■ **AIM OF THE EXERCISE**
Find every line below that contains the word "nous" and copy it out.

-- start EXCERPTED RECORDS --

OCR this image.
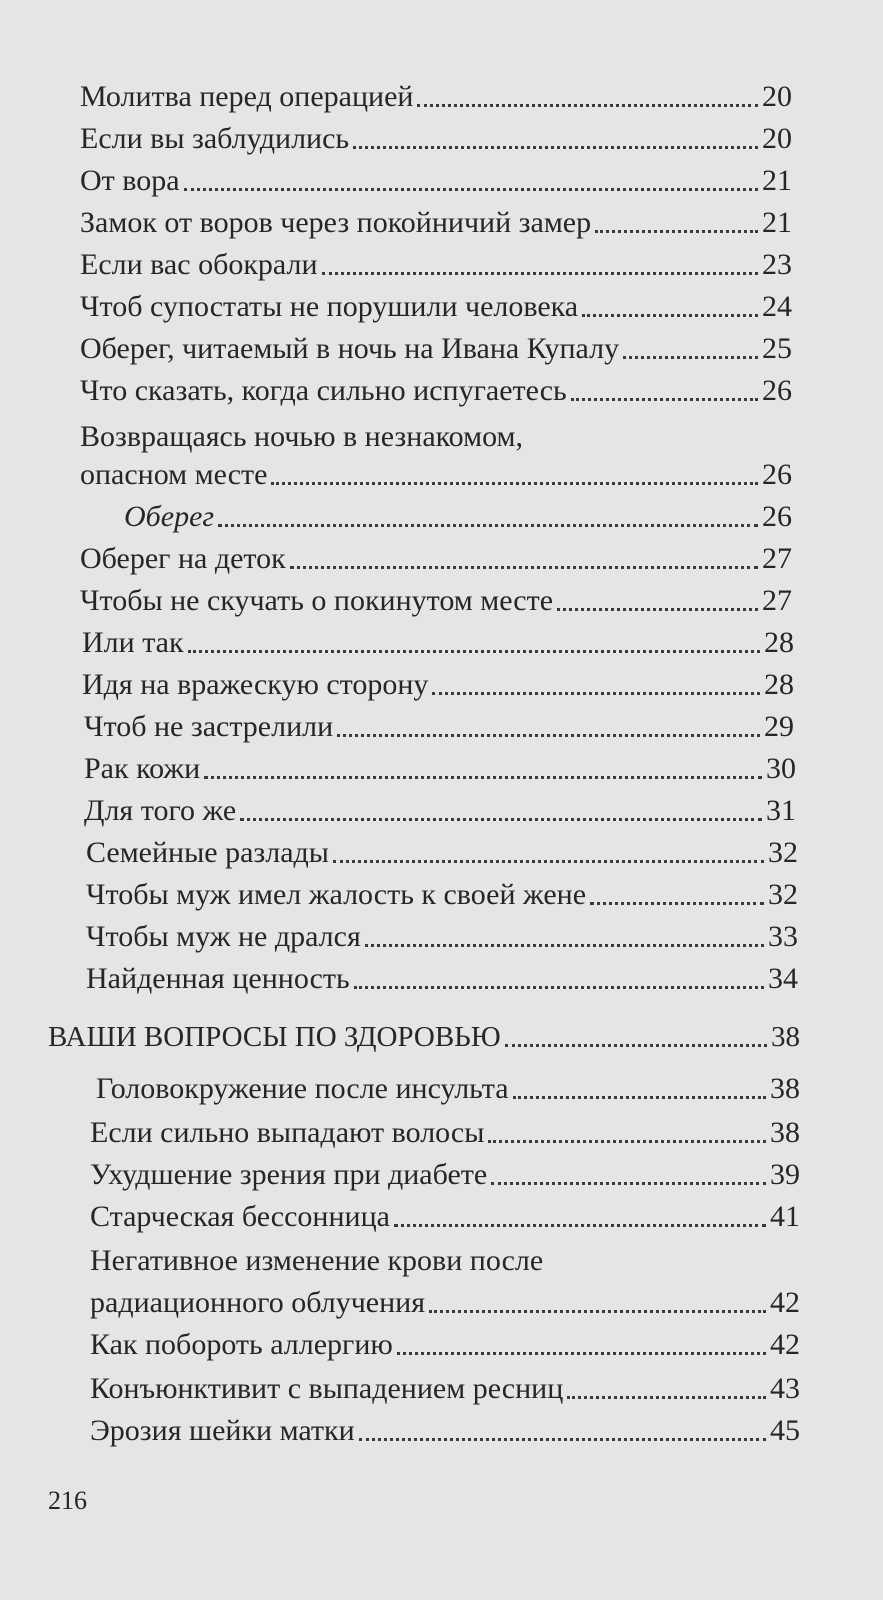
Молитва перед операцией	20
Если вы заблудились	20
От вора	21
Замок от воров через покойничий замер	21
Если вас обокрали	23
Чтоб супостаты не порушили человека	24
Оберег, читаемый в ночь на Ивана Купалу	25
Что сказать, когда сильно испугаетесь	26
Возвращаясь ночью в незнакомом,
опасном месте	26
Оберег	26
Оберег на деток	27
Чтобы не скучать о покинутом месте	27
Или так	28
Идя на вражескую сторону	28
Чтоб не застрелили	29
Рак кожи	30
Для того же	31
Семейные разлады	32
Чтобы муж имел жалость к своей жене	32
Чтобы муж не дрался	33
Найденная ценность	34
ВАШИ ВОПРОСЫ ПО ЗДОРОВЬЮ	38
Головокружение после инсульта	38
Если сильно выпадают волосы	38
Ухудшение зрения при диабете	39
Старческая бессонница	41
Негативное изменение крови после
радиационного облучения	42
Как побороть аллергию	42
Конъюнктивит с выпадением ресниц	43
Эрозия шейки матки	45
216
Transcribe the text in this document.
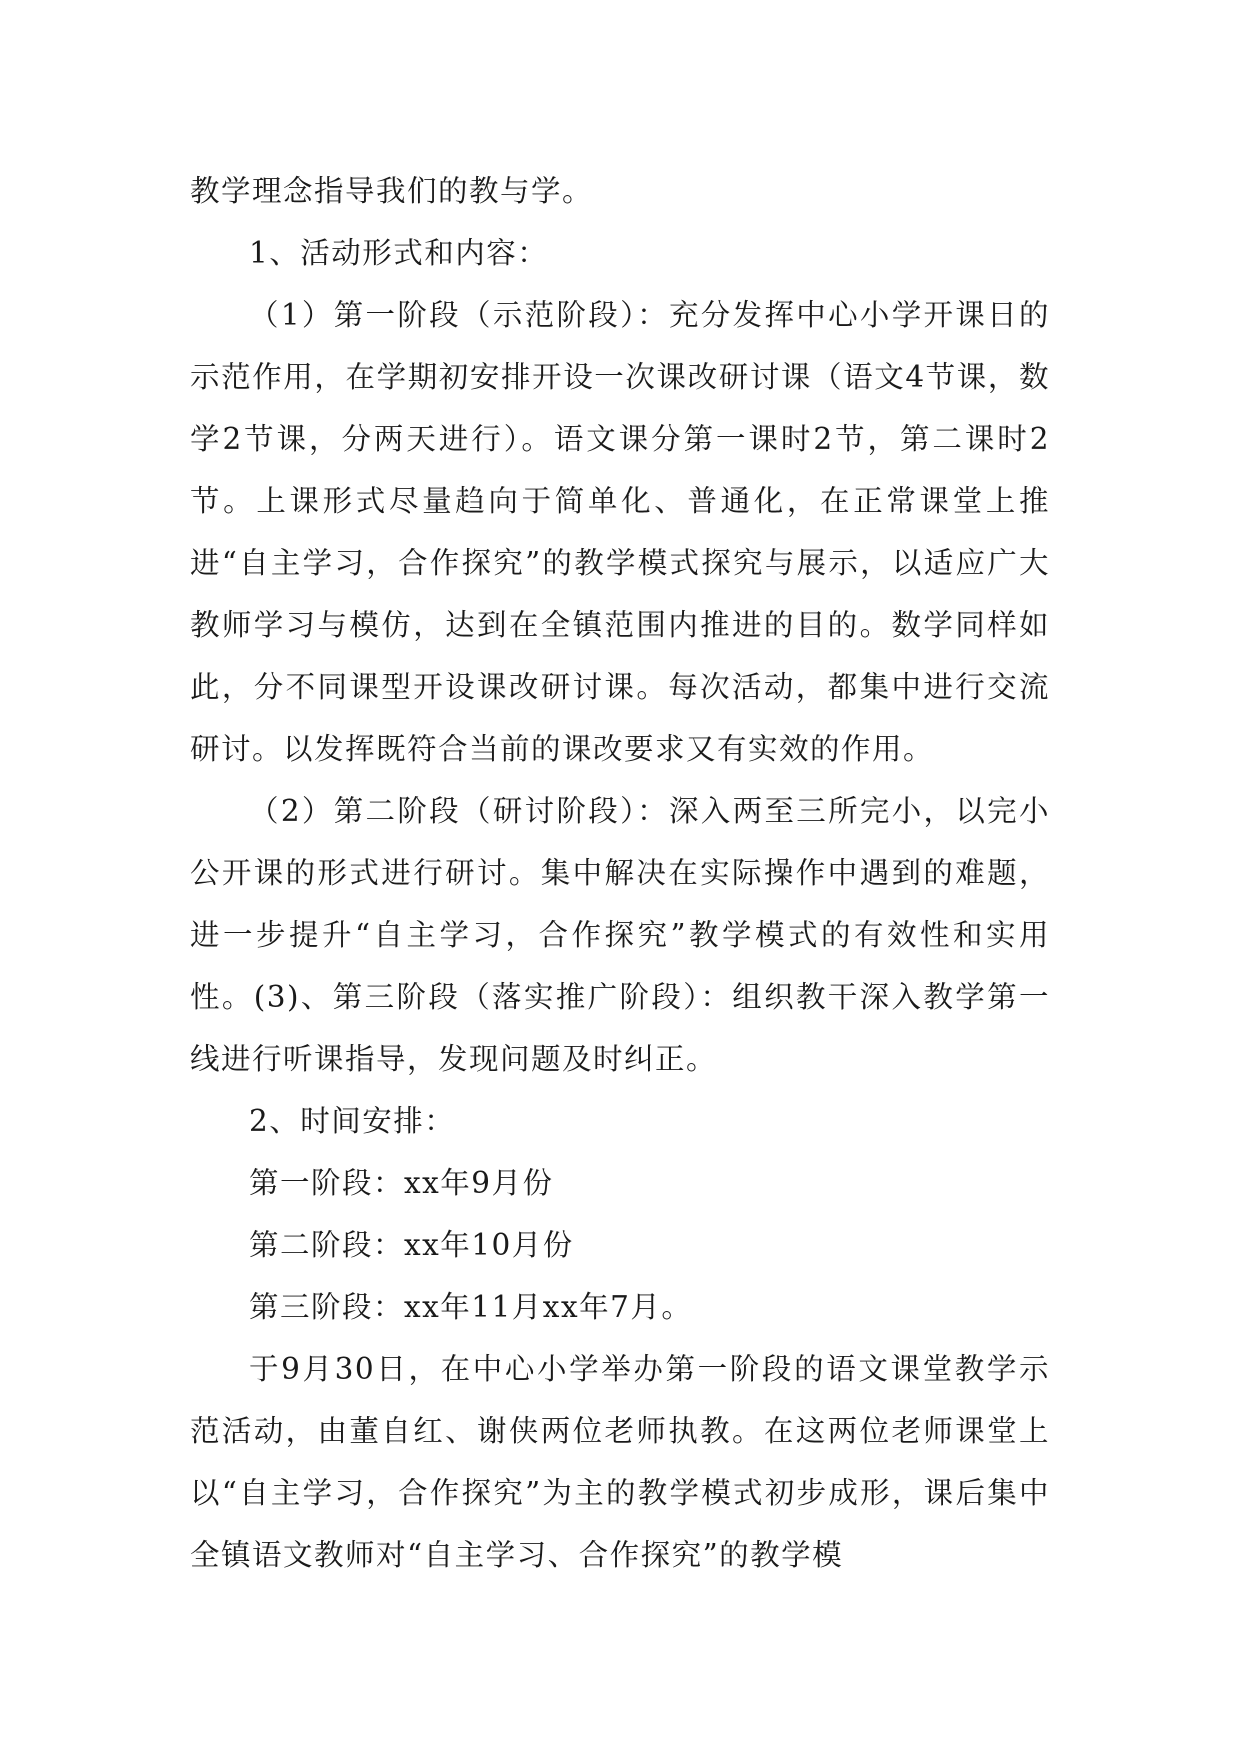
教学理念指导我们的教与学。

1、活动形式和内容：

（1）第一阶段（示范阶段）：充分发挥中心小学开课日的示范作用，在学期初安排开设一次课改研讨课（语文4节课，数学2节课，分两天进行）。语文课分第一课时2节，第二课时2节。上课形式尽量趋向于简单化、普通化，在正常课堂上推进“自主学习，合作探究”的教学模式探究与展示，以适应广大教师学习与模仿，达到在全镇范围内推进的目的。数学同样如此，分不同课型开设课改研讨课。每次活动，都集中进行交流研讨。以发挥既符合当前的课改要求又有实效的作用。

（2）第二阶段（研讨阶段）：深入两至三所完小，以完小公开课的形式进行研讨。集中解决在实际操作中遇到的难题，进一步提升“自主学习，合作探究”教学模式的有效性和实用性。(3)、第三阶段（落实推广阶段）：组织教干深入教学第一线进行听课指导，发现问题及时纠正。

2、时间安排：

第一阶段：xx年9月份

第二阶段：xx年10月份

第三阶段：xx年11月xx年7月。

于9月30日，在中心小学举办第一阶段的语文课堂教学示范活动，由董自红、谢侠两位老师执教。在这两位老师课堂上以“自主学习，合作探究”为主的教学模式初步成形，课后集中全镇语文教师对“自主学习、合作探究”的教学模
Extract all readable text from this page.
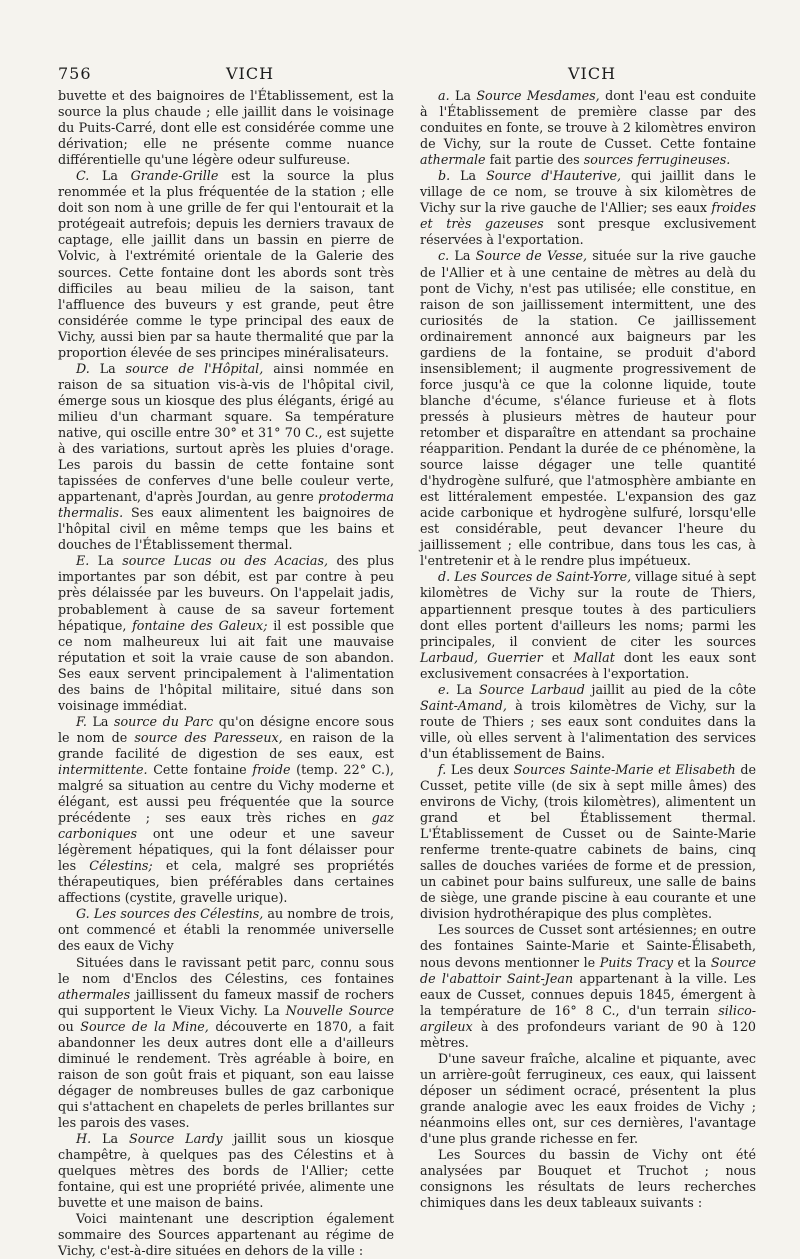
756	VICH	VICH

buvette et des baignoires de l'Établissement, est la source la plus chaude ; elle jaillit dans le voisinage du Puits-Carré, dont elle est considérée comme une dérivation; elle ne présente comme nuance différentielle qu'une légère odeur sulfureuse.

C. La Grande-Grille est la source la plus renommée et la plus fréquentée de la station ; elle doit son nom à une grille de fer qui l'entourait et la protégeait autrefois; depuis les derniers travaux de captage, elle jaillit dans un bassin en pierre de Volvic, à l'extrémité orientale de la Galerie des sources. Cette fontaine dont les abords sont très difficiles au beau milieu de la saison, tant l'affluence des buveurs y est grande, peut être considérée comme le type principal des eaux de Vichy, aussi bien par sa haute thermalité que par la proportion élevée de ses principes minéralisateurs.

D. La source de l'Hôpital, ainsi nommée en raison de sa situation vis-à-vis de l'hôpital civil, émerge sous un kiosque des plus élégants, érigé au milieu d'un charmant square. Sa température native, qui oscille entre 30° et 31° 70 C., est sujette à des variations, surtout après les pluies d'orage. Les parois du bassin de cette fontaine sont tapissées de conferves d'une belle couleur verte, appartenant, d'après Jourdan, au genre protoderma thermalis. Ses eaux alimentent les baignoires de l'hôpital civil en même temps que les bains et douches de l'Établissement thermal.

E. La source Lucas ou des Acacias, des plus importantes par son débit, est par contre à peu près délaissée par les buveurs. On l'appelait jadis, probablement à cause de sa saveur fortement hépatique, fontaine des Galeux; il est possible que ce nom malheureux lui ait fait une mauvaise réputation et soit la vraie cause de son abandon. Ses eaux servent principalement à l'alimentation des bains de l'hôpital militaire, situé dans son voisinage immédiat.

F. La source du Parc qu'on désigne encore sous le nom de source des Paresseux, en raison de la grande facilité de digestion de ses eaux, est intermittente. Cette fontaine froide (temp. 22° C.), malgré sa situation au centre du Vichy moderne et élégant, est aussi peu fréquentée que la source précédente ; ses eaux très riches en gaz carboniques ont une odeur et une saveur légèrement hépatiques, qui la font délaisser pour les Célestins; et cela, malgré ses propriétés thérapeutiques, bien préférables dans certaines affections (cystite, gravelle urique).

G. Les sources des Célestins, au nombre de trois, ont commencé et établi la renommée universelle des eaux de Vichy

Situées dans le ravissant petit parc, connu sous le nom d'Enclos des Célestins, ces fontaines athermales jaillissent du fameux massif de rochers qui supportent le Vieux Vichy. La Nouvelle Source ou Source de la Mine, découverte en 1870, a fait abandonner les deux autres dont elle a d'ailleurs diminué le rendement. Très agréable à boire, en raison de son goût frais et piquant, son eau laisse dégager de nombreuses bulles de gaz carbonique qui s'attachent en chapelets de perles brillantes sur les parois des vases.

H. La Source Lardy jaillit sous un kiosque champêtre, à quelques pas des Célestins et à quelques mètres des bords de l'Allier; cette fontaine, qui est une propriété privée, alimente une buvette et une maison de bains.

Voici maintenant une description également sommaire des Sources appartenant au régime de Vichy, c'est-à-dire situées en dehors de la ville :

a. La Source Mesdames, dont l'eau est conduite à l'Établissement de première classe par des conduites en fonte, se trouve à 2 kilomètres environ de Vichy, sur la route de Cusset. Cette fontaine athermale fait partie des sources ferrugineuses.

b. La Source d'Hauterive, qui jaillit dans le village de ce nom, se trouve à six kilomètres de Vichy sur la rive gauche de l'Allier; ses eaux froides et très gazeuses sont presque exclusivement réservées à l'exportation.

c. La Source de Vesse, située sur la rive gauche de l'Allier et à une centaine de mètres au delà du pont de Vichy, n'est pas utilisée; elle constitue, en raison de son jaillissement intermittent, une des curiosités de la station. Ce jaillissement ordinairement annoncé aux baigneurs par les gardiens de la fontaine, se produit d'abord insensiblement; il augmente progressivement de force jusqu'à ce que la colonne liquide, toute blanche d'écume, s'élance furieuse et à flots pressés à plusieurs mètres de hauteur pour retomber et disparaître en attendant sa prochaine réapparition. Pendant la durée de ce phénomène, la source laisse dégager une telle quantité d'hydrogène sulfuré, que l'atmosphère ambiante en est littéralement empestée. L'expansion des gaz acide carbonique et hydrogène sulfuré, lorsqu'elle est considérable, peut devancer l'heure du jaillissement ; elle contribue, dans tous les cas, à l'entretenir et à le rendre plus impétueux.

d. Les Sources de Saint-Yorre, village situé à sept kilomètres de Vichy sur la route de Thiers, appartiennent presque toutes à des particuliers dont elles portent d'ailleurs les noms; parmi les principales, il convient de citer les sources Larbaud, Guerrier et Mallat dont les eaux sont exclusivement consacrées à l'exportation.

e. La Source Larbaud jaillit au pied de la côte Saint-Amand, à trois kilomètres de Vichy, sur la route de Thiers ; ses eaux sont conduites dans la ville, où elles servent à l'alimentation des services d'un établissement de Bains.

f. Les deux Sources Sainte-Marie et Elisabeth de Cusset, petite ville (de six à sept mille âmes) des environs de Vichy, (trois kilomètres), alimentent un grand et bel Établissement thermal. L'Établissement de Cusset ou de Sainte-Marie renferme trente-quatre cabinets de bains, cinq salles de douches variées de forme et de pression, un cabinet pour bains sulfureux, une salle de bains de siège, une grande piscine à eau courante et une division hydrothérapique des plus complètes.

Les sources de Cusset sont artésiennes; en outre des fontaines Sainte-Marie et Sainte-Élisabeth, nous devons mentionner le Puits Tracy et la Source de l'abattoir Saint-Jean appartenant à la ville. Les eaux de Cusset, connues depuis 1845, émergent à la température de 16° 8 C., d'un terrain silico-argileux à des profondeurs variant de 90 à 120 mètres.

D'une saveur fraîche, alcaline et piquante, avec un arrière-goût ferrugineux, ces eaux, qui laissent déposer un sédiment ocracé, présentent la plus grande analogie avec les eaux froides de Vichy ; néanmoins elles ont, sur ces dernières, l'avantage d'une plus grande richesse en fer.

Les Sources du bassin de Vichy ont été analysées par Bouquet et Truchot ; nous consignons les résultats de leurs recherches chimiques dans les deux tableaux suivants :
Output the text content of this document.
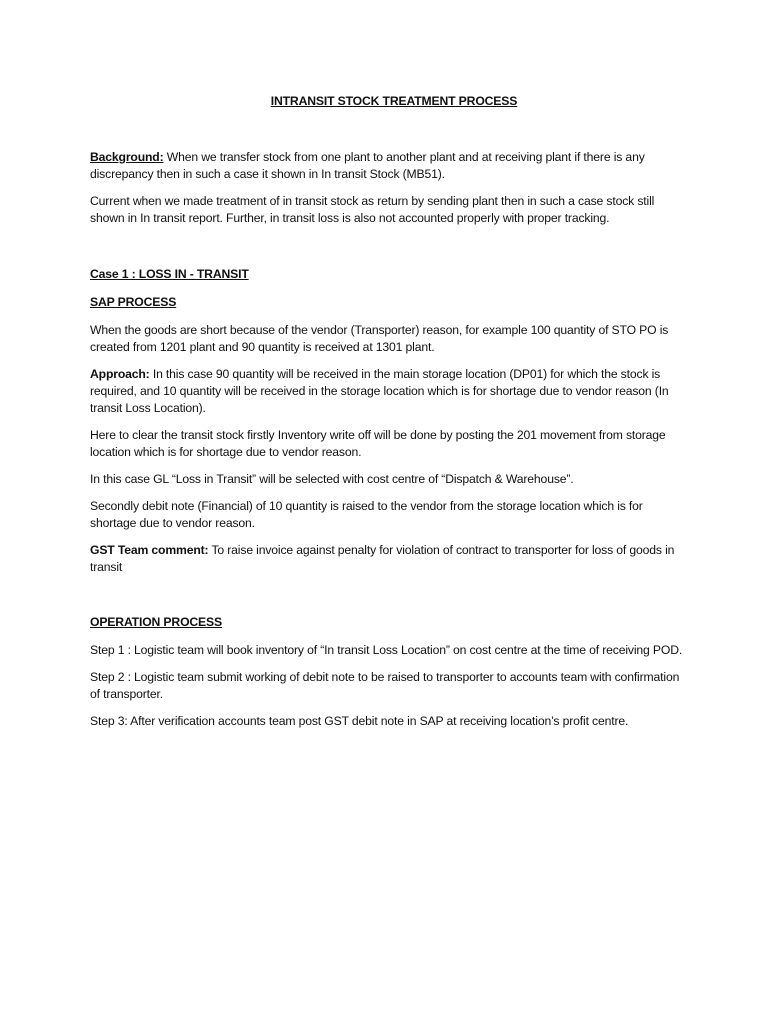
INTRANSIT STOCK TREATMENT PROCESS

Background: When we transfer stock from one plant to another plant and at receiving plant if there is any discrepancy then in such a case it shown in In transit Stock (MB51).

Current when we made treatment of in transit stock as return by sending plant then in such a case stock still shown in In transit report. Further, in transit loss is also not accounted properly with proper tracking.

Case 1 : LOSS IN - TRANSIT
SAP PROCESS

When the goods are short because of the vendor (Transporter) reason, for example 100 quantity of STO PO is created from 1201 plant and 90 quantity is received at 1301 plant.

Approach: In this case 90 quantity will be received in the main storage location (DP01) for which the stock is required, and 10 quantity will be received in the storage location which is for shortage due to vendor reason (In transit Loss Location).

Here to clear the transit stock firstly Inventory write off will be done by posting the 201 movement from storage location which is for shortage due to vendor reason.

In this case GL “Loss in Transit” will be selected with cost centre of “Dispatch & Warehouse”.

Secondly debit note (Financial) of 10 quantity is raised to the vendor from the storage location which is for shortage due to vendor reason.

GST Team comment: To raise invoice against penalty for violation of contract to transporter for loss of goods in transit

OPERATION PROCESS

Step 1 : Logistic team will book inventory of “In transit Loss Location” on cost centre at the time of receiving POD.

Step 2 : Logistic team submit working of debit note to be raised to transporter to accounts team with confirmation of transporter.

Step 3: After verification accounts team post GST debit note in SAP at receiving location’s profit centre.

-- end EXCERPTED RECORDS --

■ **EXERCISE OUTPUT**
Les sources de Cusset sont artésiennes; en outre des fontaines Sainte-Marie et Sainte-Élisabeth, nous devons mentionner le Puits Tracy et la Source de l'abattoir Saint-Jean appartenant à la ville. Les eaux de Cusset, connues depuis 1845, émergent à la température de 16° 8 C., d'un terrain silico-argileux à des profondeurs variant de 90 à 120 mètres.
Les Sources du bassin de Vichy ont été analysées par Bouquet et Truchot ; nous consignons les résultats de leurs recherches chimiques dans les deux tableaux suivants :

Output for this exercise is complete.